== Set problem ==
Count the lines below that contain the string "reactant", and reply with the number alone.

Bounding box entries
★ ★ ★ ★
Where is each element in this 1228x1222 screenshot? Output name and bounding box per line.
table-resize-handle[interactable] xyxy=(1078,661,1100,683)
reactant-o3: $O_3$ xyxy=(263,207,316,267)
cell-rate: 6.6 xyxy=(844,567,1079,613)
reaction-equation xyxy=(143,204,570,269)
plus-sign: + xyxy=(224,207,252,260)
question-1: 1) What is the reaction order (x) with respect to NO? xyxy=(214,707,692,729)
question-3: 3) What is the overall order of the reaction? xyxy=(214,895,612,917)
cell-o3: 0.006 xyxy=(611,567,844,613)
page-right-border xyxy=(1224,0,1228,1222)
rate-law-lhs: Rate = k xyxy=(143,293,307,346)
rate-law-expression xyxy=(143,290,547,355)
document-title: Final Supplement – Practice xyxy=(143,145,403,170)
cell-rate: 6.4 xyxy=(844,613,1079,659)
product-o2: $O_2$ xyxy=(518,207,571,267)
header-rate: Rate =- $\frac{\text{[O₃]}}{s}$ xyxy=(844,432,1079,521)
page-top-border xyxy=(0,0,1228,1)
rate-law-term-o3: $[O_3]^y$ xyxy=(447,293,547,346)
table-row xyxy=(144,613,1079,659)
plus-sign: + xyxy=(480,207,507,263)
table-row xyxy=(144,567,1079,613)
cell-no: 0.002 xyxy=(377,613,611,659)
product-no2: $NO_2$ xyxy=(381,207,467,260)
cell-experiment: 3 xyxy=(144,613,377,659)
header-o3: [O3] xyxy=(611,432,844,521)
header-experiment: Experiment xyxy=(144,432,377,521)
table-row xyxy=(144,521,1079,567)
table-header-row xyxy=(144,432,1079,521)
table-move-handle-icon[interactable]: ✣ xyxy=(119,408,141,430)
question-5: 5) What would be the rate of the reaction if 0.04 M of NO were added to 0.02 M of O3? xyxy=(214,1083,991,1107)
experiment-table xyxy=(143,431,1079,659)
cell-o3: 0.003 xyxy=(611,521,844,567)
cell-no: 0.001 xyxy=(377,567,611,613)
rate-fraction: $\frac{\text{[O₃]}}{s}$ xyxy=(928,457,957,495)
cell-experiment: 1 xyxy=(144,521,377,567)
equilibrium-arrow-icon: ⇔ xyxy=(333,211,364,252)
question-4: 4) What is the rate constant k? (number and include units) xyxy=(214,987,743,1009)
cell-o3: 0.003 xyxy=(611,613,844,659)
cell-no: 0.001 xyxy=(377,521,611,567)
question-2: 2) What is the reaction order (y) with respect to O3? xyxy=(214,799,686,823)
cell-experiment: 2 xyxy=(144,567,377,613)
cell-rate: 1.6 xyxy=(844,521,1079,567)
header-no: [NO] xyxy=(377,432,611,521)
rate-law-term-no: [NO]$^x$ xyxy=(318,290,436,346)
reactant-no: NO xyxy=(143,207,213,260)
★ ★ ★ ★
== Exercise response ==
2